# RAW DATA
┌──

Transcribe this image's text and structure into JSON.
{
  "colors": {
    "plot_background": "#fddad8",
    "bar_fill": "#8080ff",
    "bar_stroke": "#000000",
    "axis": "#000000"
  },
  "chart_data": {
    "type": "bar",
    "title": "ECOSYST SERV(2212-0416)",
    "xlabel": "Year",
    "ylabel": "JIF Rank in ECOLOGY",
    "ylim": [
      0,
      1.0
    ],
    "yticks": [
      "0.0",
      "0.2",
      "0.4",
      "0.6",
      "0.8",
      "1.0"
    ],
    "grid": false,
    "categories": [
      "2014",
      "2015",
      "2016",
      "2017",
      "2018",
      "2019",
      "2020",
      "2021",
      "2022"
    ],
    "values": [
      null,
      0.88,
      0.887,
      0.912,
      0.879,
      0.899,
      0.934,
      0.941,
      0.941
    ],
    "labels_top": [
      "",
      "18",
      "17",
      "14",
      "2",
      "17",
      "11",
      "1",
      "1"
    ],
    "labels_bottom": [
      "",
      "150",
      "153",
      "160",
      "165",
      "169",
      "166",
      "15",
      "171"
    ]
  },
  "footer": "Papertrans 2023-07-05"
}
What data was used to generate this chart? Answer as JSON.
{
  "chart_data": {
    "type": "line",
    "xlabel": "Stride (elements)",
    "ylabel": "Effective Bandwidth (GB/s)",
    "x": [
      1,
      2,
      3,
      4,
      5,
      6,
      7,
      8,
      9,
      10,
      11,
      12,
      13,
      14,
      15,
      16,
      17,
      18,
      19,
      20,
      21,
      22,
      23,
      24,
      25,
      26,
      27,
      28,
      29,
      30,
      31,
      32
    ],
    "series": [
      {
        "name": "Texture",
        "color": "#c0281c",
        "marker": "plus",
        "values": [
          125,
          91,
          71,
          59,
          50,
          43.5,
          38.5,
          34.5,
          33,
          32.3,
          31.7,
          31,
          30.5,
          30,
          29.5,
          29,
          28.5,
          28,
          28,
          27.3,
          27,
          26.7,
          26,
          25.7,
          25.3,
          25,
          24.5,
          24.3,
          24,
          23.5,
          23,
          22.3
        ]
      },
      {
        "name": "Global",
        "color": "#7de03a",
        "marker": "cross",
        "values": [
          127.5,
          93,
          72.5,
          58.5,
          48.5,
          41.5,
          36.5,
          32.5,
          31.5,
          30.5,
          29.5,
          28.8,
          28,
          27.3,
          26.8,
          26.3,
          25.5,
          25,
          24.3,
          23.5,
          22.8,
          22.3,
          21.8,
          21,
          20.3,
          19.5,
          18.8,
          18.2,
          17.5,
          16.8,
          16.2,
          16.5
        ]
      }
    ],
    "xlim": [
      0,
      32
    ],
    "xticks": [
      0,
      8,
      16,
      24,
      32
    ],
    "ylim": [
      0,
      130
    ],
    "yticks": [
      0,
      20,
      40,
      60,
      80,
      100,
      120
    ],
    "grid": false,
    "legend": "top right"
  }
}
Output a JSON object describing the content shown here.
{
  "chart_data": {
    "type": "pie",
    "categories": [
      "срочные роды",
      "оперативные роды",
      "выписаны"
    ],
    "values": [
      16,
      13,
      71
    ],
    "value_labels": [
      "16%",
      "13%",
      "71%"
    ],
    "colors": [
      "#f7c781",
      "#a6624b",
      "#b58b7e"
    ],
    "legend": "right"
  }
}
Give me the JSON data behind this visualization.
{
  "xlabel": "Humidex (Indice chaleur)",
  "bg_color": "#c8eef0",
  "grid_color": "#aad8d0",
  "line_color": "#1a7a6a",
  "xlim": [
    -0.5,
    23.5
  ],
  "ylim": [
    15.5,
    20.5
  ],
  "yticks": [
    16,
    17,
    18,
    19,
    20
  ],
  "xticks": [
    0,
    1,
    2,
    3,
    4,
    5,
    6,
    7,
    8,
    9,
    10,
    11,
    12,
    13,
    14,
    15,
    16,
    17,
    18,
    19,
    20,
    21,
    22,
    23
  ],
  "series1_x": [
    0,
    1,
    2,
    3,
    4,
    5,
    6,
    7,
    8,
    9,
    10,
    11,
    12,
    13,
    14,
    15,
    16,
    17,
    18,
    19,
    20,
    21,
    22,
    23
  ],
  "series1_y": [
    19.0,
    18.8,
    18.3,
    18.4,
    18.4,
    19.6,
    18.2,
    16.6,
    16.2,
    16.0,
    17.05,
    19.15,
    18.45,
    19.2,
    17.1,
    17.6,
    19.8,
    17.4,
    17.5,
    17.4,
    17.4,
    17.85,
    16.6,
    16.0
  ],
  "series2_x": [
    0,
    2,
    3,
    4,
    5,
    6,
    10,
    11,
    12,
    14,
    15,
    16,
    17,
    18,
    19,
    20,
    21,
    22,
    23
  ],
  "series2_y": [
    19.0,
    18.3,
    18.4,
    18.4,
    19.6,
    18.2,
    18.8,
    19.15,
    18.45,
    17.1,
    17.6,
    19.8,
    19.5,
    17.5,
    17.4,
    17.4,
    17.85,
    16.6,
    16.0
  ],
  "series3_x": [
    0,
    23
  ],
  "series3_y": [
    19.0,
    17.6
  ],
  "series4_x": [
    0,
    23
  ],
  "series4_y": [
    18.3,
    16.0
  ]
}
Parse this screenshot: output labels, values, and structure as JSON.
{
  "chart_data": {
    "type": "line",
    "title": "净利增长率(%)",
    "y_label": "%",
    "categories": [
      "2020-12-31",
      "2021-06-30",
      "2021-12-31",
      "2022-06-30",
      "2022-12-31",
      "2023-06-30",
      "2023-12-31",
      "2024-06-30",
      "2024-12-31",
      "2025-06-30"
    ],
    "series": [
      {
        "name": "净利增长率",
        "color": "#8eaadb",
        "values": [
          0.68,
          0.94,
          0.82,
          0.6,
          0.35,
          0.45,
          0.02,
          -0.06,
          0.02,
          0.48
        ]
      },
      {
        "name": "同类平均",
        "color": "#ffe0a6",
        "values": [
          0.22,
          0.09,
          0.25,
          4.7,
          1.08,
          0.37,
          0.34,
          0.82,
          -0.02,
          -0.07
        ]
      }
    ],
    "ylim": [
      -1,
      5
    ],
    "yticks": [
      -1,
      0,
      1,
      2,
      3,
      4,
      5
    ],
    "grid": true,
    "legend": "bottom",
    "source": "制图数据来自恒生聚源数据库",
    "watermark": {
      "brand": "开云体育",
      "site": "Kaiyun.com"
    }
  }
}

└──

# REQUIREMENT
Gather each line in the data that holds the string "name".

# REPLY
        "name": "Texture",
        "name": "Global",
        "name": "净利增长率",
        "name": "同类平均",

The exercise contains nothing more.